== Supplied material ==

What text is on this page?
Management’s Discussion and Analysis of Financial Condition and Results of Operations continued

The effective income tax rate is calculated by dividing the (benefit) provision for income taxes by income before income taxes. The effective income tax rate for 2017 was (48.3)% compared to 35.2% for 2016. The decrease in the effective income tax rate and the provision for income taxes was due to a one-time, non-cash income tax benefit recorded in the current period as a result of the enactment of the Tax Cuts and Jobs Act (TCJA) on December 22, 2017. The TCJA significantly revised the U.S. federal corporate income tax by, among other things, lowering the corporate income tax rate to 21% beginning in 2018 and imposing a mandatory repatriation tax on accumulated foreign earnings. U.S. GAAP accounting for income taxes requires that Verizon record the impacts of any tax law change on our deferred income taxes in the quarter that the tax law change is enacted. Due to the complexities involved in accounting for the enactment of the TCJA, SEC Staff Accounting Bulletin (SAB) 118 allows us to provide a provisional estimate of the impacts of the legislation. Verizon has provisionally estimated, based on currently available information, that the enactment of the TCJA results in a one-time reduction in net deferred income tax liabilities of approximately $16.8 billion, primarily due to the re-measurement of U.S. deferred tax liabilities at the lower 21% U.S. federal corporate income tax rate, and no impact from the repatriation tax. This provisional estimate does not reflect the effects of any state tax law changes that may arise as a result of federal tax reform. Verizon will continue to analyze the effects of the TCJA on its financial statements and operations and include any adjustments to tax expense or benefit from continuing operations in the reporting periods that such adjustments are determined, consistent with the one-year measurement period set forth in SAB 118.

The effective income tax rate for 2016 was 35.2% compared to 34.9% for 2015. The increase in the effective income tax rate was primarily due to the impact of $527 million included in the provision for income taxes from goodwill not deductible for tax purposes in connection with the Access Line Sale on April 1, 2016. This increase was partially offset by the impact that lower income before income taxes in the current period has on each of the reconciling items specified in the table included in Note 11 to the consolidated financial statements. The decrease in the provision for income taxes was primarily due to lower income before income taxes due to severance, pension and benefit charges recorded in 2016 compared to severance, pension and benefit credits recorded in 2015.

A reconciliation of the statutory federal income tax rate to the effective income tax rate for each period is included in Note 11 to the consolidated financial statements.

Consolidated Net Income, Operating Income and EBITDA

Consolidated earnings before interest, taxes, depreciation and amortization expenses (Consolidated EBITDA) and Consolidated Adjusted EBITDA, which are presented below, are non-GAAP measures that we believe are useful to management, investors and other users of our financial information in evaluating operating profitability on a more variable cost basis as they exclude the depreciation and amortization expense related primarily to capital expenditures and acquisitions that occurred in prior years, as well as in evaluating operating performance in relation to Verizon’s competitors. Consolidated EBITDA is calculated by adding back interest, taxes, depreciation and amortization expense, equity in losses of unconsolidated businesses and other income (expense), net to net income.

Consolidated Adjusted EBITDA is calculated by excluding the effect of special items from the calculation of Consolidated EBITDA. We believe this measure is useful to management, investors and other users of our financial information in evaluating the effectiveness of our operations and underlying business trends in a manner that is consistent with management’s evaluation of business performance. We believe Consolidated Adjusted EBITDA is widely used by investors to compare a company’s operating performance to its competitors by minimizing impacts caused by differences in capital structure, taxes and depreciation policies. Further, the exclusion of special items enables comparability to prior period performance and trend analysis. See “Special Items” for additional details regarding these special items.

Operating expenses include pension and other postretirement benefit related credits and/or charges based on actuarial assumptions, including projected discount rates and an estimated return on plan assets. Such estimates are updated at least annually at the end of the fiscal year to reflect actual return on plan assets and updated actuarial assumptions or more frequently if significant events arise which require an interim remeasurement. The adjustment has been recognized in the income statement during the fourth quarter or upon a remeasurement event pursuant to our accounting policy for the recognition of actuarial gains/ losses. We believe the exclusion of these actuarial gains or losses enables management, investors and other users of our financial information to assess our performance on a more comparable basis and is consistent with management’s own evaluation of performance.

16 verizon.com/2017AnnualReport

===

What is being asked |
Quote all of the entries verbatim.

Answer for this exercise |
What text is on this page?
Management’s Discussion and Analysis of Financial Condition and Results of Operations continued

The effective income tax rate is calculated by dividing the (benefit) provision for income taxes by income before income taxes. The effective income tax rate for 2017 was (48.3)% compared to 35.2% for 2016. The decrease in the effective income tax rate and the provision for income taxes was due to a one-time, non-cash income tax benefit recorded in the current period as a result of the enactment of the Tax Cuts and Jobs Act (TCJA) on December 22, 2017. The TCJA significantly revised the U.S. federal corporate income tax by, among other things, lowering the corporate income tax rate to 21% beginning in 2018 and imposing a mandatory repatriation tax on accumulated foreign earnings. U.S. GAAP accounting for income taxes requires that Verizon record the impacts of any tax law change on our deferred income taxes in the quarter that the tax law change is enacted. Due to the complexities involved in accounting for the enactment of the TCJA, SEC Staff Accounting Bulletin (SAB) 118 allows us to provide a provisional estimate of the impacts of the legislation. Verizon has provisionally estimated, based on currently available information, that the enactment of the TCJA results in a one-time reduction in net deferred income tax liabilities of approximately $16.8 billion, primarily due to the re-measurement of U.S. deferred tax liabilities at the lower 21% U.S. federal corporate income tax rate, and no impact from the repatriation tax. This provisional estimate does not reflect the effects of any state tax law changes that may arise as a result of federal tax reform. Verizon will continue to analyze the effects of the TCJA on its financial statements and operations and include any adjustments to tax expense or benefit from continuing operations in the reporting periods that such adjustments are determined, consistent with the one-year measurement period set forth in SAB 118.

The effective income tax rate for 2016 was 35.2% compared to 34.9% for 2015. The increase in the effective income tax rate was primarily due to the impact of $527 million included in the provision for income taxes from goodwill not deductible for tax purposes in connection with the Access Line Sale on April 1, 2016. This increase was partially offset by the impact that lower income before income taxes in the current period has on each of the reconciling items specified in the table included in Note 11 to the consolidated financial statements. The decrease in the provision for income taxes was primarily due to lower income before income taxes due to severance, pension and benefit charges recorded in 2016 compared to severance, pension and benefit credits recorded in 2015.

A reconciliation of the statutory federal income tax rate to the effective income tax rate for each period is included in Note 11 to the consolidated financial statements.

Consolidated Net Income, Operating Income and EBITDA

Consolidated earnings before interest, taxes, depreciation and amortization expenses (Consolidated EBITDA) and Consolidated Adjusted EBITDA, which are presented below, are non-GAAP measures that we believe are useful to management, investors and other users of our financial information in evaluating operating profitability on a more variable cost basis as they exclude the depreciation and amortization expense related primarily to capital expenditures and acquisitions that occurred in prior years, as well as in evaluating operating performance in relation to Verizon’s competitors. Consolidated EBITDA is calculated by adding back interest, taxes, depreciation and amortization expense, equity in losses of unconsolidated businesses and other income (expense), net to net income.

Consolidated Adjusted EBITDA is calculated by excluding the effect of special items from the calculation of Consolidated EBITDA. We believe this measure is useful to management, investors and other users of our financial information in evaluating the effectiveness of our operations and underlying business trends in a manner that is consistent with management’s evaluation of business performance. We believe Consolidated Adjusted EBITDA is widely used by investors to compare a company’s operating performance to its competitors by minimizing impacts caused by differences in capital structure, taxes and depreciation policies. Further, the exclusion of special items enables comparability to prior period performance and trend analysis. See “Special Items” for additional details regarding these special items.

Operating expenses include pension and other postretirement benefit related credits and/or charges based on actuarial assumptions, including projected discount rates and an estimated return on plan assets. Such estimates are updated at least annually at the end of the fiscal year to reflect actual return on plan assets and updated actuarial assumptions or more frequently if significant events arise which require an interim remeasurement. The adjustment has been recognized in the income statement during the fourth quarter or upon a remeasurement event pursuant to our accounting policy for the recognition of actuarial gains/ losses. We believe the exclusion of these actuarial gains or losses enables management, investors and other users of our financial information to assess our performance on a more comparable basis and is consistent with management’s own evaluation of performance.

16 verizon.com/2017AnnualReport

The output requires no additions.